Could you copy out the lines of the material below verbatim, starting at the line containing "- titlebar-divider: [1127, 14, 1128, 28]" and ending at the line containing "- chevron-down-icon: [1180, 273, 1194, 287]", with both of those lines included?

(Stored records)
══════════════════════════════

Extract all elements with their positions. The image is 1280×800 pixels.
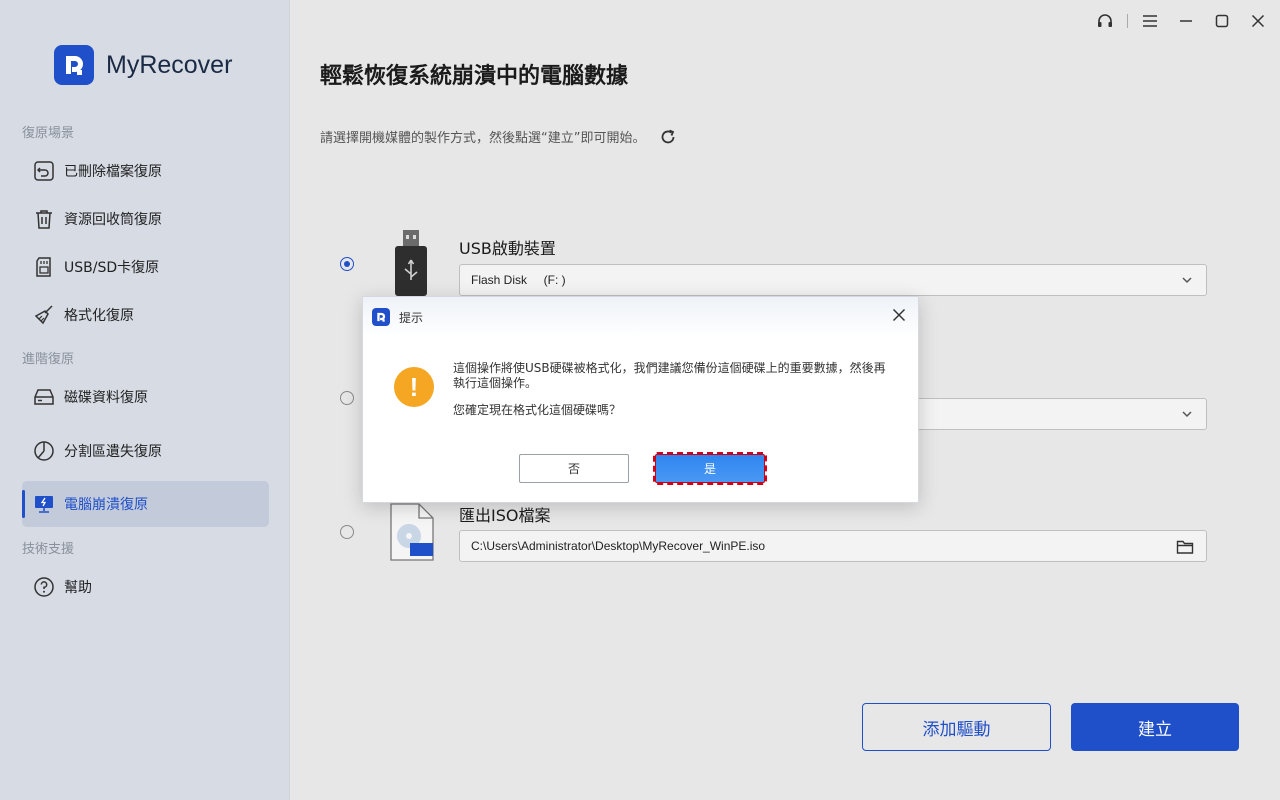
- titlebar-divider: [1127, 14, 1128, 28]
- hard-drive-icon: [32, 385, 56, 409]
- trash-icon: [32, 207, 56, 231]
- sidebar-item-label: 幫助: [64, 580, 92, 596]
- app-name: MyRecover: [106, 50, 233, 79]
- iso-path-field[interactable]: C:\Users\Administrator\Desktop\MyRecover…: [459, 530, 1207, 562]
- sidebar-item-pc-crash-recovery[interactable]: 電腦崩潰復原: [22, 481, 269, 527]
- dialog-message: 這個操作將使USB硬碟被格式化，我們建議您備份這個硬碟上的重要數據，然後再執行這…: [453, 361, 886, 390]
- restore-file-icon: [32, 159, 56, 183]
- window-controls: [1087, 0, 1280, 42]
- section-label-advanced-recovery: 進階復原: [22, 352, 75, 367]
- instruction-text: 請選擇開機媒體的製作方式，然後點選“建立”即可開始。: [320, 131, 646, 146]
- support-button[interactable]: [1087, 0, 1123, 42]
- close-window-button[interactable]: [1240, 0, 1276, 42]
- iso-path-value: C:\Users\Administrator\Desktop\MyRecover…: [471, 539, 766, 553]
- app-logo: MyRecover: [54, 45, 232, 85]
- close-icon: [1251, 14, 1265, 28]
- minimize-icon: [1179, 14, 1193, 28]
- myrecover-logo-icon: [372, 308, 390, 326]
- create-button[interactable]: 建立: [1071, 703, 1239, 751]
- chevron-down-icon: [1180, 273, 1194, 287]
- sidebar-item-partition-recovery[interactable]: 分割區遺失復原: [22, 428, 269, 474]
- cd-option-radio[interactable]: [340, 391, 354, 405]
- sidebar-item-label: 分割區遺失復原: [64, 444, 162, 460]
- sidebar-item-help[interactable]: 幫助: [22, 564, 269, 610]
- headset-icon: [1096, 12, 1114, 30]
- section-label-recovery-scenarios: 復原場景: [22, 126, 75, 141]
- chevron-down-icon: [1180, 407, 1194, 421]
- maximize-icon: [1215, 14, 1229, 28]
- sidebar-item-deleted-files[interactable]: 已刪除檔案復原: [22, 148, 269, 194]
- dialog-no-button[interactable]: 否: [519, 454, 629, 483]
- minimize-button[interactable]: [1168, 0, 1204, 42]
- sidebar-item-format-recovery[interactable]: 格式化復原: [22, 292, 269, 338]
- sidebar-item-label: 格式化復原: [64, 308, 134, 324]
- folder-icon[interactable]: [1176, 539, 1194, 555]
- iso-option-title: 匯出ISO檔案: [459, 506, 551, 525]
- sidebar-item-usb-sd[interactable]: USB/SD卡復原: [22, 244, 269, 290]
- format-confirm-dialog: 提示 ! 這個操作將使USB硬碟被格式化，我們建議您備份這個硬碟上的重要數據，然…: [362, 296, 919, 503]
- page-subtitle: 請選擇開機媒體的製作方式，然後點選“建立”即可開始。: [320, 127, 677, 146]
- page-title: 輕鬆恢復系統崩潰中的電腦數據: [320, 64, 629, 89]
- broom-icon: [32, 303, 56, 327]
- dialog-close-button[interactable]: [892, 308, 906, 322]
- sidebar: MyRecover 復原場景 已刪除檔案復原 資源回收筒復原 USB/SD卡復原…: [0, 0, 290, 800]
- warning-icon: !: [394, 367, 434, 407]
- iso-option-radio[interactable]: [340, 525, 354, 539]
- section-label-tech-support: 技術支援: [22, 542, 75, 557]
- myrecover-logo-icon: [54, 45, 94, 85]
- sidebar-item-label: 資源回收筒復原: [64, 212, 162, 228]
- sidebar-item-label: 電腦崩潰復原: [64, 497, 148, 513]
- sidebar-item-label: 已刪除檔案復原: [64, 164, 162, 180]
- refresh-icon: [659, 128, 677, 146]
- refresh-button[interactable]: [659, 128, 677, 146]
- dialog-title: 提示: [399, 310, 424, 325]
- help-icon: [32, 575, 56, 599]
- sd-card-icon: [32, 255, 56, 279]
- sidebar-item-label: 磁碟資料復原: [64, 390, 148, 406]
- hamburger-menu-icon: [1142, 14, 1158, 28]
- add-driver-button[interactable]: 添加驅動: [862, 703, 1051, 751]
- menu-button[interactable]: [1132, 0, 1168, 42]
- usb-option-title: USB啟動裝置: [459, 239, 556, 258]
- maximize-button[interactable]: [1204, 0, 1240, 42]
- sidebar-item-recycle-bin[interactable]: 資源回收筒復原: [22, 196, 269, 242]
- crashed-pc-icon: [32, 492, 56, 516]
- dialog-header: 提示: [363, 297, 918, 337]
- dialog-question: 您確定現在格式化這個硬碟嗎？: [453, 403, 622, 417]
- dialog-yes-button[interactable]: 是: [653, 452, 767, 485]
- usb-drive-icon: [394, 230, 428, 300]
- usb-device-select[interactable]: Flash Disk (F: ): [459, 264, 1207, 296]
- usb-device-value: Flash Disk (F: ): [471, 273, 566, 287]
- sidebar-item-disk-recovery[interactable]: 磁碟資料復原: [22, 374, 269, 420]
- partition-icon: [32, 439, 56, 463]
- sidebar-item-label: USB/SD卡復原: [64, 260, 160, 276]
- iso-file-icon: [389, 503, 435, 565]
- usb-option-radio[interactable]: [340, 257, 354, 271]
- close-icon: [892, 308, 906, 322]
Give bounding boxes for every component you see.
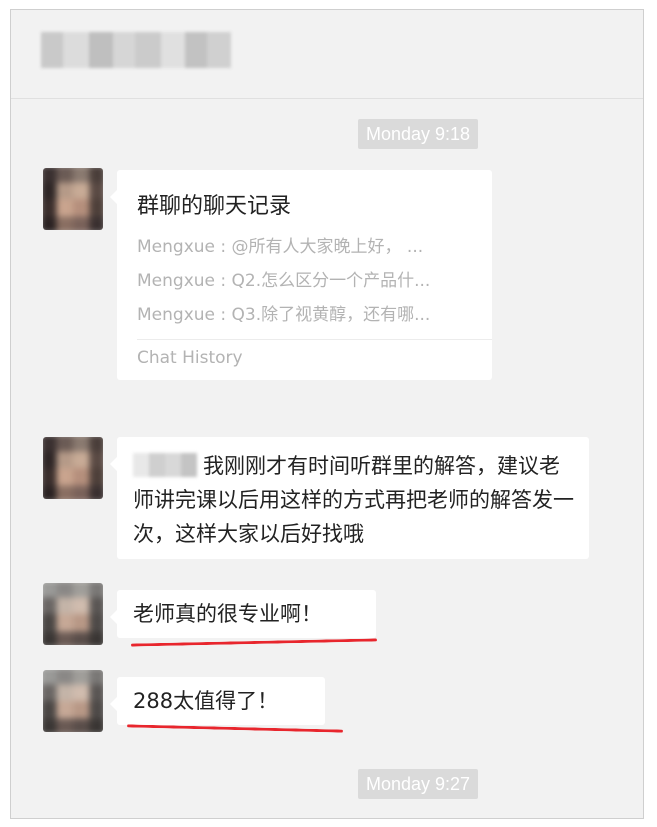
chat-history-title: 群聊的聊天记录 xyxy=(137,194,292,219)
message-bubble[interactable]: 288太值得了！ xyxy=(110,677,325,725)
chat-history-card[interactable]: 群聊的聊天记录 Mengxue : @所有人大家晚上好， ... Mengxue… xyxy=(110,170,492,380)
message-bubble[interactable]: 我刚刚才有时间听群里的解答，建议老师讲完课以后用这样的方式再把老师的解答发一次，… xyxy=(110,437,589,559)
chat-history-line: Mengxue : Q2.怎么区分一个产品什... xyxy=(137,271,431,291)
avatar[interactable] xyxy=(43,168,103,230)
chat-header xyxy=(11,10,643,99)
message-text: 老师真的很专业啊！ xyxy=(133,602,322,626)
red-underline xyxy=(126,724,344,733)
message-text: 我刚刚才有时间听群里的解答，建议老师讲完课以后用这样的方式再把老师的解答发一次，… xyxy=(133,453,574,546)
chat-title-blurred xyxy=(41,32,231,68)
message-bubble[interactable]: 老师真的很专业啊！ xyxy=(110,590,376,638)
chat-history-line: Mengxue : @所有人大家晚上好， ... xyxy=(137,237,424,257)
chat-window: Monday 9:18 群聊的聊天记录 Mengxue : @所有人大家晚上好，… xyxy=(10,9,644,819)
avatar[interactable] xyxy=(43,670,103,732)
divider xyxy=(137,339,492,340)
red-underline xyxy=(130,638,378,647)
blurred-mention xyxy=(133,453,197,477)
avatar[interactable] xyxy=(43,583,103,645)
chat-history-footer: Chat History xyxy=(137,348,243,368)
chat-history-line: Mengxue : Q3.除了视黄醇，还有哪... xyxy=(137,305,431,325)
avatar[interactable] xyxy=(43,437,103,499)
timestamp: Monday 9:27 xyxy=(358,769,479,799)
message-text: 288太值得了！ xyxy=(133,689,279,713)
timestamp: Monday 9:18 xyxy=(358,119,479,149)
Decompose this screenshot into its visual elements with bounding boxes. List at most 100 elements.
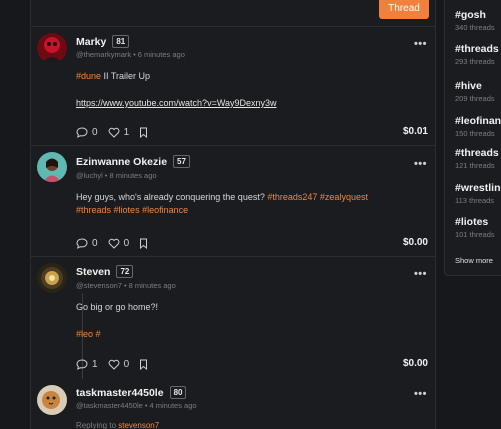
post-author: Marky 81: [76, 35, 130, 48]
heart-icon: [108, 238, 119, 249]
thread-post: Marky 81 @themarkymark • 6 minutes ago ••• …: [31, 27, 435, 146]
post-body: Go big or go home?!: [76, 302, 159, 312]
author-name[interactable]: taskmaster4450le: [76, 387, 164, 399]
feed-topbar: Thread: [31, 0, 435, 27]
post-text: Hey guys, who's already conquering the q…: [76, 192, 265, 202]
like-action[interactable]: 0: [108, 237, 130, 249]
more-options-icon[interactable]: •••: [414, 158, 427, 170]
show-more-link[interactable]: Show more: [455, 256, 493, 265]
trend-tag: #gosh: [455, 9, 486, 21]
like-action[interactable]: 1: [108, 126, 130, 138]
post-meta: @taskmaster4450le • 4 minutes ago: [76, 401, 197, 410]
bookmark-icon: [140, 238, 148, 249]
post-meta: @stevenson7 • 8 minutes ago: [76, 281, 176, 290]
trend-tag: #leofinance: [455, 115, 501, 127]
comment-count: 1: [92, 358, 98, 370]
bookmark-icon: [140, 127, 148, 138]
trend-count: 293 threads: [455, 57, 495, 66]
post-meta: @luchyl • 8 minutes ago: [76, 171, 157, 180]
comment-action[interactable]: 0: [76, 238, 98, 249]
trend-tag: #hive: [455, 80, 482, 92]
reputation-badge: 57: [173, 155, 190, 168]
post-actions: 1 0: [76, 358, 162, 370]
trend-tag: #threads: [455, 147, 499, 159]
post-meta: @themarkymark • 6 minutes ago: [76, 50, 185, 59]
comment-icon: [76, 126, 88, 138]
post-payout[interactable]: $0.00: [403, 237, 428, 248]
comment-action[interactable]: 0: [76, 127, 98, 138]
more-options-icon[interactable]: •••: [414, 268, 427, 280]
hashtag-link[interactable]: #threads247: [267, 192, 317, 202]
trending-sidebar: #gosh 340 threads #threads 293 threads #hi…: [444, 0, 501, 276]
post-time: 8 minutes ago: [128, 281, 176, 290]
like-count: 1: [123, 126, 130, 138]
bookmark-action[interactable]: [139, 359, 152, 370]
avatar[interactable]: [37, 33, 67, 63]
post-author: Ezinwanne Okezie 57: [76, 155, 190, 168]
comment-action[interactable]: 1: [76, 359, 98, 370]
like-count: 0: [123, 237, 130, 249]
trend-count: 101 threads: [455, 230, 495, 239]
trend-item[interactable]: #threads 121 threads: [455, 147, 501, 170]
post-text: II Trailer Up: [101, 71, 151, 81]
post-actions: 0 0: [76, 237, 162, 249]
author-name[interactable]: Ezinwanne Okezie: [76, 156, 167, 168]
more-options-icon[interactable]: •••: [414, 388, 427, 400]
hashtag-link[interactable]: #liotes: [114, 205, 140, 215]
hashtag-link[interactable]: #threads: [76, 205, 111, 215]
author-handle[interactable]: @themarkymark: [76, 50, 131, 59]
trend-item[interactable]: #hive 209 threads: [455, 80, 501, 103]
trend-count: 113 threads: [455, 196, 495, 205]
avatar[interactable]: [37, 152, 67, 182]
bookmark-action[interactable]: [139, 127, 152, 138]
post-body: #dune II Trailer Up: [76, 70, 406, 83]
trend-count: 340 threads: [455, 23, 495, 32]
trend-count: 209 threads: [455, 94, 495, 103]
replying-to-link[interactable]: stevenson7: [118, 421, 159, 429]
post-payout[interactable]: $0.01: [403, 126, 428, 137]
comment-icon: [76, 237, 88, 249]
trend-item[interactable]: #leofinance 150 threads: [455, 115, 501, 138]
trend-item[interactable]: #gosh 340 threads: [455, 9, 501, 32]
trend-item[interactable]: #liotes 101 threads: [455, 216, 501, 239]
hashtag-link[interactable]: #: [96, 329, 101, 339]
bookmark-icon: [140, 359, 148, 370]
avatar[interactable]: [37, 263, 67, 293]
youtube-link[interactable]: https://www.youtube.com/watch?v=Way9Dexn…: [76, 98, 277, 108]
bookmark-action[interactable]: [139, 238, 152, 249]
post-tags: #leo #: [76, 328, 406, 341]
comment-count: 0: [92, 126, 98, 138]
thread-post: Ezinwanne Okezie 57 @luchyl • 8 minutes ago…: [31, 146, 435, 257]
post-time: 8 minutes ago: [109, 171, 157, 180]
post-author: taskmaster4450le 80: [76, 386, 187, 399]
trend-tag: #threads: [455, 43, 499, 55]
author-handle[interactable]: @taskmaster4450le: [76, 401, 143, 410]
more-options-icon[interactable]: •••: [414, 38, 427, 50]
hashtag-link[interactable]: #zealyquest: [320, 192, 368, 202]
like-action[interactable]: 0: [108, 359, 129, 370]
post-body: Hey guys, who's already conquering the q…: [76, 191, 406, 217]
avatar[interactable]: [37, 385, 67, 415]
heart-icon: [108, 359, 119, 370]
author-name[interactable]: Marky: [76, 36, 106, 48]
hashtag-link[interactable]: #leofinance: [142, 205, 188, 215]
trend-count: 121 threads: [455, 161, 495, 170]
author-name[interactable]: Steven: [76, 266, 110, 278]
post-author: Steven 72: [76, 265, 134, 278]
reputation-badge: 81: [112, 35, 130, 48]
author-handle[interactable]: @stevenson7: [76, 281, 122, 290]
thread-post: Steven 72 @stevenson7 • 8 minutes ago ••• G…: [31, 257, 435, 379]
hashtag-link[interactable]: #dune: [76, 71, 101, 81]
heart-icon: [108, 127, 119, 138]
hashtag-link[interactable]: #leo: [76, 329, 93, 339]
meta-separator: •: [133, 50, 136, 59]
thread-post: taskmaster4450le 80 @taskmaster4450le • 4 m…: [31, 379, 435, 429]
comment-icon: [76, 358, 88, 370]
post-payout[interactable]: $0.00: [403, 358, 428, 369]
feed: Thread Marky 81 @themarkymark • 6 minutes a…: [30, 0, 436, 429]
trend-item[interactable]: #threads 293 threads: [455, 43, 501, 66]
author-handle[interactable]: @luchyl: [76, 171, 103, 180]
trend-item[interactable]: #wrestling 113 threads: [455, 182, 501, 205]
meta-separator: •: [144, 401, 148, 410]
new-thread-button[interactable]: Thread: [379, 0, 429, 19]
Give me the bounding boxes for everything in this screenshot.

══════════════════════════════

- [Full response]
- titlebar-divider: [1127, 14, 1128, 28]
- hard-drive-icon: [32, 385, 56, 409]
- trash-icon: [32, 207, 56, 231]
- sidebar-item-label: 幫助: [64, 580, 92, 596]
- app-name: MyRecover: [106, 50, 233, 79]
- iso-path-field[interactable]: C:\Users\Administrator\Desktop\MyRecover…: [459, 530, 1207, 562]
- sidebar-item-pc-crash-recovery[interactable]: 電腦崩潰復原: [22, 481, 269, 527]
- dialog-message: 這個操作將使USB硬碟被格式化，我們建議您備份這個硬碟上的重要數據，然後再執行這…: [453, 361, 886, 390]
- restore-file-icon: [32, 159, 56, 183]
- window-controls: [1087, 0, 1280, 42]
- section-label-advanced-recovery: 進階復原: [22, 352, 75, 367]
- instruction-text: 請選擇開機媒體的製作方式，然後點選“建立”即可開始。: [320, 131, 646, 146]
- support-button[interactable]: [1087, 0, 1123, 42]
- close-window-button[interactable]: [1240, 0, 1276, 42]
- iso-path-value: C:\Users\Administrator\Desktop\MyRecover…: [471, 539, 766, 553]
- app-logo: MyRecover: [54, 45, 232, 85]
- close-icon: [1251, 14, 1265, 28]
- minimize-icon: [1179, 14, 1193, 28]
- myrecover-logo-icon: [372, 308, 390, 326]
- create-button[interactable]: 建立: [1071, 703, 1239, 751]
- chevron-down-icon: [1180, 273, 1194, 287]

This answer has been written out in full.